──────── Record excerpts

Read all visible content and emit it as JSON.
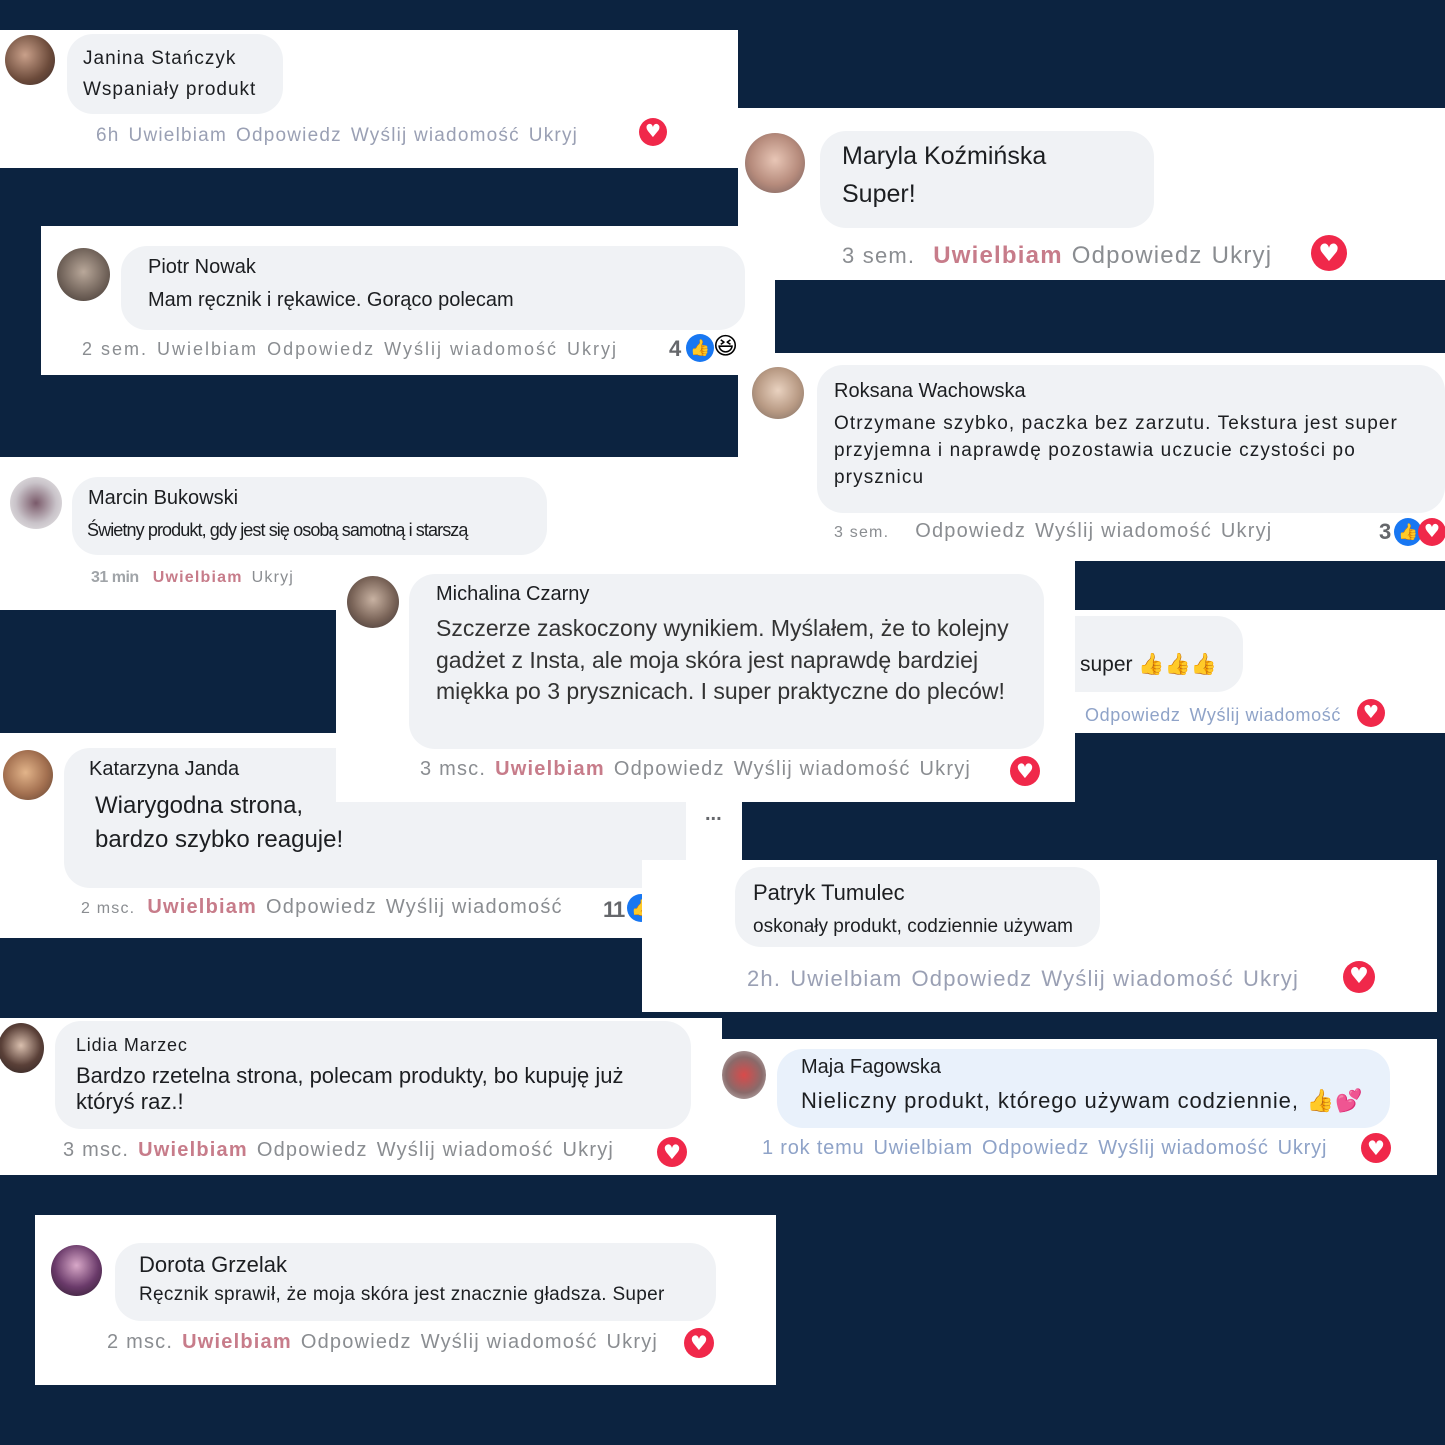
{
  "comments": {
    "janina": {
      "name": "Janina Stańczyk",
      "text": "Wspaniały produkt",
      "time": "6h",
      "love": "Uwielbiam",
      "reply": "Odpowiedz",
      "message": "Wyślij wiadomość",
      "hide": "Ukryj"
    },
    "maryla": {
      "name": "Maryla Koźmińska",
      "text": "Super!",
      "time": "3 sem.",
      "love": "Uwielbiam",
      "reply": "Odpowiedz",
      "hide": "Ukryj"
    },
    "piotr": {
      "name": "Piotr Nowak",
      "text": "Mam ręcznik i rękawice. Gorąco polecam",
      "time": "2 sem.",
      "love": "Uwielbiam",
      "reply": "Odpowiedz",
      "message": "Wyślij wiadomość",
      "hide": "Ukryj",
      "reactions": "4"
    },
    "roksana": {
      "name": "Roksana Wachowska",
      "text": "Otrzymane szybko, paczka bez zarzutu. Tekstura jest super przyjemna i naprawdę pozostawia uczucie czystości po prysznicu",
      "time": "3 sem.",
      "reply": "Odpowiedz",
      "message": "Wyślij wiadomość",
      "hide": "Ukryj",
      "reactions": "3"
    },
    "marcin": {
      "name": "Marcin Bukowski",
      "text": "Świetny produkt, gdy jest się osobą samotną i starszą",
      "time": "31 min",
      "love": "Uwielbiam",
      "hide": "Ukryj"
    },
    "michalina": {
      "name": "Michalina Czarny",
      "text": "Szczerze zaskoczony wynikiem. Myślałem, że to kolejny gadżet z Insta, ale moja skóra jest naprawdę bardziej miękka po 3 prysznicach. I super praktyczne do pleców!",
      "time": "3 msc.",
      "love": "Uwielbiam",
      "reply": "Odpowiedz",
      "message": "Wyślij wiadomość",
      "hide": "Ukryj"
    },
    "super": {
      "text": "super",
      "reply": "Odpowiedz",
      "message": "Wyślij wiadomość"
    },
    "katarzyna": {
      "name": "Katarzyna Janda",
      "text": "Wiarygodna strona, bardzo szybko reaguje!",
      "time": "2 msc.",
      "love": "Uwielbiam",
      "reply": "Odpowiedz",
      "message": "Wyślij wiadomość",
      "reactions": "11",
      "more": "..."
    },
    "patryk": {
      "name": "Patryk Tumulec",
      "text": "oskonały produkt, codziennie używam",
      "time": "2h.",
      "love": "Uwielbiam",
      "reply": "Odpowiedz",
      "message": "Wyślij wiadomość",
      "hide": "Ukryj"
    },
    "lidia": {
      "name": "Lidia Marzec",
      "text": "Bardzo rzetelna strona, polecam produkty, bo kupuję już któryś raz.!",
      "time": "3 msc.",
      "love": "Uwielbiam",
      "reply": "Odpowiedz",
      "message": "Wyślij wiadomość",
      "hide": "Ukryj"
    },
    "maja": {
      "name": "Maja Fagowska",
      "text": "Nieliczny produkt, którego używam codziennie,",
      "time": "1 rok temu",
      "love": "Uwielbiam",
      "reply": "Odpowiedz",
      "message": "Wyślij wiadomość",
      "hide": "Ukryj"
    },
    "dorota": {
      "name": "Dorota Grzelak",
      "text": "Ręcznik sprawił, że moja skóra jest znacznie gładsza. Super",
      "time": "2 msc.",
      "love": "Uwielbiam",
      "reply": "Odpowiedz",
      "message": "Wyślij wiadomość",
      "hide": "Ukryj"
    }
  },
  "colors": {
    "background": "#0c2340",
    "card": "#ffffff",
    "bubble": "#f0f2f5",
    "love": "#c77c8a",
    "meta": "#8a8d91",
    "heart": "#f0284a",
    "like": "#1877f2"
  }
}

────────────────

What to work on: Pull every line holding "używam" out of the records.

Full output:
      "text": "oskonały produkt, codziennie używam",
      "text": "Nieliczny produkt, którego używam codziennie,",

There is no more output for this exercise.